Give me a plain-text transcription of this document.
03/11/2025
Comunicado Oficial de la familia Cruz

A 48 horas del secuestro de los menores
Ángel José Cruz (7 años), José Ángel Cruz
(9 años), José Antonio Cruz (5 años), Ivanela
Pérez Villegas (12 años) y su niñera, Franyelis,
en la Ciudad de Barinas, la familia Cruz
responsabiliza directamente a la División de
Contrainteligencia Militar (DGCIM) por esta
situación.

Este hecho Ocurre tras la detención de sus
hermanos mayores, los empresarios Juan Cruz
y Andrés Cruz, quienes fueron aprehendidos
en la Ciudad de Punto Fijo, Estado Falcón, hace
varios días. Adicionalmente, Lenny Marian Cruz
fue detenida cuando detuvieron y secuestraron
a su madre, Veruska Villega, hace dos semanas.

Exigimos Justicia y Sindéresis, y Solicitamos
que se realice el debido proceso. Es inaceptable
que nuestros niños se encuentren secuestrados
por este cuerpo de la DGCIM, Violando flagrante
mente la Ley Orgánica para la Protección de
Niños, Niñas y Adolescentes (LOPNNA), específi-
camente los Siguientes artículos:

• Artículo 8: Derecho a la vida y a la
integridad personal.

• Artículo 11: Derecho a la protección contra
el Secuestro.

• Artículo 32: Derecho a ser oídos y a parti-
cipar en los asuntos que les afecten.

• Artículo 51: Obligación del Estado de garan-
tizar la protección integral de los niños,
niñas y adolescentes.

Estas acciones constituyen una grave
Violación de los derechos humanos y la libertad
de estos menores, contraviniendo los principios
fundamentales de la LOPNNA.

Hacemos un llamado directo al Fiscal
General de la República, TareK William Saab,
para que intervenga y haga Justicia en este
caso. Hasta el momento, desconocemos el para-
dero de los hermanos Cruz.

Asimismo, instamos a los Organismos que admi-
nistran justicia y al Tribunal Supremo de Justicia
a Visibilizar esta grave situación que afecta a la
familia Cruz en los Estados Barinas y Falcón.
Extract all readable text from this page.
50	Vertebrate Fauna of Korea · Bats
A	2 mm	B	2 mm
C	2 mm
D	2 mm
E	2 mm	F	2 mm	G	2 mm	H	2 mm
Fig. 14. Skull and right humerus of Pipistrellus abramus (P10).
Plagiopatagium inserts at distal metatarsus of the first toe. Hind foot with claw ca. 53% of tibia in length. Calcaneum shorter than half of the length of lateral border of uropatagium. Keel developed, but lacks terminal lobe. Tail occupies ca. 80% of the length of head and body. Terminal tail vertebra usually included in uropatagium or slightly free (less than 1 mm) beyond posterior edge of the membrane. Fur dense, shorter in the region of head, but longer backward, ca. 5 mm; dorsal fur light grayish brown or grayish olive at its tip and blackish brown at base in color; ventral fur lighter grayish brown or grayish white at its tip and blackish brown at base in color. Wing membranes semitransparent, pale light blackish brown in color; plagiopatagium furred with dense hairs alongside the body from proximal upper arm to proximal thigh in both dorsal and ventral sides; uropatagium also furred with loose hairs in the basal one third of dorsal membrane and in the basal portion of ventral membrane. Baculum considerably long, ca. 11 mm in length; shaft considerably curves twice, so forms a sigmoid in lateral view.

--- INSTRUCTIONS FOR THE TASK ---
Your task is to quote the listing above word for word.

--- RESULT BELOW ---
Give me a plain-text transcription of this document.
03/11/2025
Comunicado Oficial de la familia Cruz

A 48 horas del secuestro de los menores
Ángel José Cruz (7 años), José Ángel Cruz
(9 años), José Antonio Cruz (5 años), Ivanela
Pérez Villegas (12 años) y su niñera, Franyelis,
en la Ciudad de Barinas, la familia Cruz
responsabiliza directamente a la División de
Contrainteligencia Militar (DGCIM) por esta
situación.

Este hecho Ocurre tras la detención de sus
hermanos mayores, los empresarios Juan Cruz
y Andrés Cruz, quienes fueron aprehendidos
en la Ciudad de Punto Fijo, Estado Falcón, hace
varios días. Adicionalmente, Lenny Marian Cruz
fue detenida cuando detuvieron y secuestraron
a su madre, Veruska Villega, hace dos semanas.

Exigimos Justicia y Sindéresis, y Solicitamos
que se realice el debido proceso. Es inaceptable
que nuestros niños se encuentren secuestrados
por este cuerpo de la DGCIM, Violando flagrante
mente la Ley Orgánica para la Protección de
Niños, Niñas y Adolescentes (LOPNNA), específi-
camente los Siguientes artículos:

• Artículo 8: Derecho a la vida y a la
integridad personal.

• Artículo 11: Derecho a la protección contra
el Secuestro.

• Artículo 32: Derecho a ser oídos y a parti-
cipar en los asuntos que les afecten.

• Artículo 51: Obligación del Estado de garan-
tizar la protección integral de los niños,
niñas y adolescentes.

Estas acciones constituyen una grave
Violación de los derechos humanos y la libertad
de estos menores, contraviniendo los principios
fundamentales de la LOPNNA.

Hacemos un llamado directo al Fiscal
General de la República, TareK William Saab,
para que intervenga y haga Justicia en este
caso. Hasta el momento, desconocemos el para-
dero de los hermanos Cruz.

Asimismo, instamos a los Organismos que admi-
nistran justicia y al Tribunal Supremo de Justicia
a Visibilizar esta grave situación que afecta a la
familia Cruz en los Estados Barinas y Falcón.
Extract all readable text from this page.
50	Vertebrate Fauna of Korea · Bats
A	2 mm	B	2 mm
C	2 mm
D	2 mm
E	2 mm	F	2 mm	G	2 mm	H	2 mm
Fig. 14. Skull and right humerus of Pipistrellus abramus (P10).
Plagiopatagium inserts at distal metatarsus of the first toe. Hind foot with claw ca. 53% of tibia in length. Calcaneum shorter than half of the length of lateral border of uropatagium. Keel developed, but lacks terminal lobe. Tail occupies ca. 80% of the length of head and body. Terminal tail vertebra usually included in uropatagium or slightly free (less than 1 mm) beyond posterior edge of the membrane. Fur dense, shorter in the region of head, but longer backward, ca. 5 mm; dorsal fur light grayish brown or grayish olive at its tip and blackish brown at base in color; ventral fur lighter grayish brown or grayish white at its tip and blackish brown at base in color. Wing membranes semitransparent, pale light blackish brown in color; plagiopatagium furred with dense hairs alongside the body from proximal upper arm to proximal thigh in both dorsal and ventral sides; uropatagium also furred with loose hairs in the basal one third of dorsal membrane and in the basal portion of ventral membrane. Baculum considerably long, ca. 11 mm in length; shaft considerably curves twice, so forms a sigmoid in lateral view.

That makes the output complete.